**Work to complete:** Check every line below for the word "screenshot" and show those that hold it.

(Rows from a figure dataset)
* start *
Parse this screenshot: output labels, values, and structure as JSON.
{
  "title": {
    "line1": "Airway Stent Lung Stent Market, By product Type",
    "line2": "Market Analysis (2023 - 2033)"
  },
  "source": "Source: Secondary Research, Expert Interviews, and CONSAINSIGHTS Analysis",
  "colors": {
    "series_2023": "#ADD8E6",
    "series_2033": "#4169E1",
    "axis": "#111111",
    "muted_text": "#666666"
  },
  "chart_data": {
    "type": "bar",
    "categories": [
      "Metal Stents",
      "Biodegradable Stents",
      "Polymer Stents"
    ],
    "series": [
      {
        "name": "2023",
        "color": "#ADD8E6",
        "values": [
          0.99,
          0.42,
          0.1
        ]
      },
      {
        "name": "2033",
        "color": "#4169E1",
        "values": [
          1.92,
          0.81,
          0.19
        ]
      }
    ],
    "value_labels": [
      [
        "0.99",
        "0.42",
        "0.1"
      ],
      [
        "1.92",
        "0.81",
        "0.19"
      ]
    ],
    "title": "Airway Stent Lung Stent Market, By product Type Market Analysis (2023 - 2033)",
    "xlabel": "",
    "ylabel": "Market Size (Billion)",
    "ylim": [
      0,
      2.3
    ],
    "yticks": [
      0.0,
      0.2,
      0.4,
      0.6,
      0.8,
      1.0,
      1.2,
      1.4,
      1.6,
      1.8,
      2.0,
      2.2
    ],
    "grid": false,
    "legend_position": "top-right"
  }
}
* end *
* start *
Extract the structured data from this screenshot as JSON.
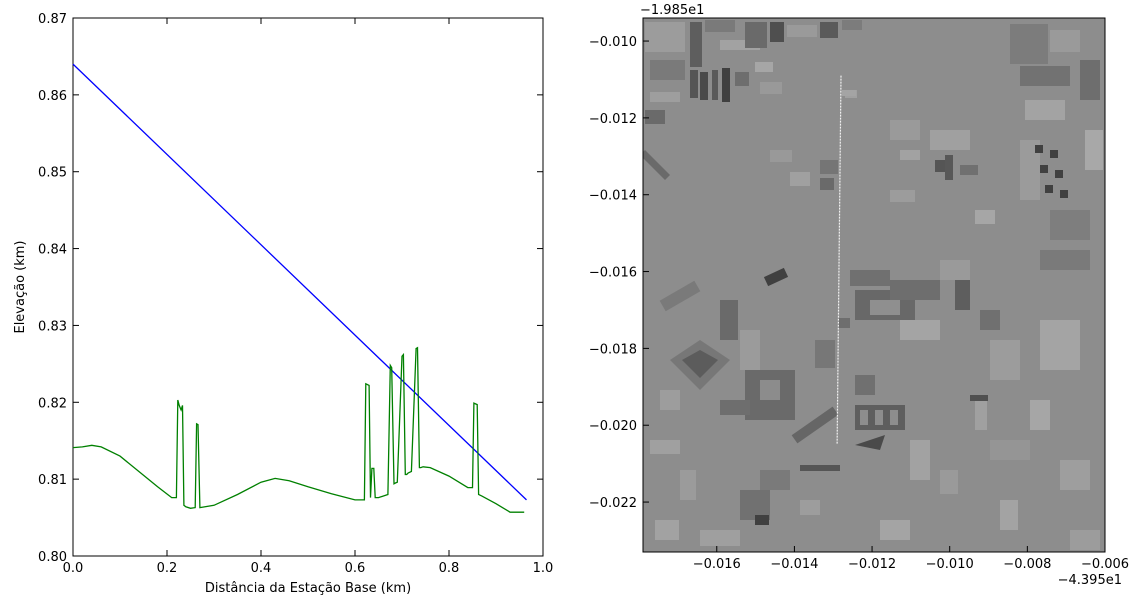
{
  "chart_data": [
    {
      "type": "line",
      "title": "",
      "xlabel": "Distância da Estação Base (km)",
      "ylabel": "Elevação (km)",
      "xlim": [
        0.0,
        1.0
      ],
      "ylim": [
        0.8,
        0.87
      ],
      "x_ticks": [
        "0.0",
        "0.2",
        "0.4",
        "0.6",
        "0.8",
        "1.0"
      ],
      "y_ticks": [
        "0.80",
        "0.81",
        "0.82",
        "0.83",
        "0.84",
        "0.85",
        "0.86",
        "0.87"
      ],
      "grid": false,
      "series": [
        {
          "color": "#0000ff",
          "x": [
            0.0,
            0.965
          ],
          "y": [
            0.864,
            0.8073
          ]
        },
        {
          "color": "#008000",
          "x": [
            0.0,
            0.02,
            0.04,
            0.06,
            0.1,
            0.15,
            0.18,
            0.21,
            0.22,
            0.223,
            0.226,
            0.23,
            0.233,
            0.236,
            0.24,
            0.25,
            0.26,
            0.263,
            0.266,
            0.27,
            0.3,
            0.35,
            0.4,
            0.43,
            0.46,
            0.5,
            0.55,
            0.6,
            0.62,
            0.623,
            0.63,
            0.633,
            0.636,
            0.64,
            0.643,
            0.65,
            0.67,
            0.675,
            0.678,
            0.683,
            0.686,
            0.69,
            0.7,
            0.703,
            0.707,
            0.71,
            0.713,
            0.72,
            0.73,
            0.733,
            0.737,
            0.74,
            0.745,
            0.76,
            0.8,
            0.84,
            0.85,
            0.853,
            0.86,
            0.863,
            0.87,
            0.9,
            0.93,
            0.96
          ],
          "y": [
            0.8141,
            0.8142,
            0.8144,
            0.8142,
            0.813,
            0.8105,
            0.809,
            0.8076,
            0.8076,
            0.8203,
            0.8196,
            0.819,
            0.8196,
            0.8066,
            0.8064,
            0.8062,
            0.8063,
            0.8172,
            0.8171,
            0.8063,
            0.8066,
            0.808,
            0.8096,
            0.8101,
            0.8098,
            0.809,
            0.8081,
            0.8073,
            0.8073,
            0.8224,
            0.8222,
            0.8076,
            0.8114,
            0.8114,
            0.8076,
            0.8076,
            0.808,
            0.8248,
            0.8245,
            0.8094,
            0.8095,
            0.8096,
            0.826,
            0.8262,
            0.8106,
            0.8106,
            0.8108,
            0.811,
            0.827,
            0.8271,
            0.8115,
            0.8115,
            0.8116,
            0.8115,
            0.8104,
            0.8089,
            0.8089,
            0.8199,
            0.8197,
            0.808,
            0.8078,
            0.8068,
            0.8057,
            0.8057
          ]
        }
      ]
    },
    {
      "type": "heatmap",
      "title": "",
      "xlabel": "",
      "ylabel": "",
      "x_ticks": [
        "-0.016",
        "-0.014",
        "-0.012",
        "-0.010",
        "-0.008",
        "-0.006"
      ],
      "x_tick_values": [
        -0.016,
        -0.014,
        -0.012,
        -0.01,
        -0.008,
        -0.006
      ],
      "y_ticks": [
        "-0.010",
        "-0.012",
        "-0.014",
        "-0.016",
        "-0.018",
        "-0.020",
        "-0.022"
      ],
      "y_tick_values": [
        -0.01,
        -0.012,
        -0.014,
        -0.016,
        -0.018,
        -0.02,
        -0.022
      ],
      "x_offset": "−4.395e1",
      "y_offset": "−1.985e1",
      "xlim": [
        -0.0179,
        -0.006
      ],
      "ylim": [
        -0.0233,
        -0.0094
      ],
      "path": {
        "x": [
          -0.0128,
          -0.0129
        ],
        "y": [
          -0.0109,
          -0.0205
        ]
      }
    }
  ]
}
* end *
**The result:**
Parse this screenshot: output labels, values, and structure as JSON.
Extract the structured data from this screenshot as JSON.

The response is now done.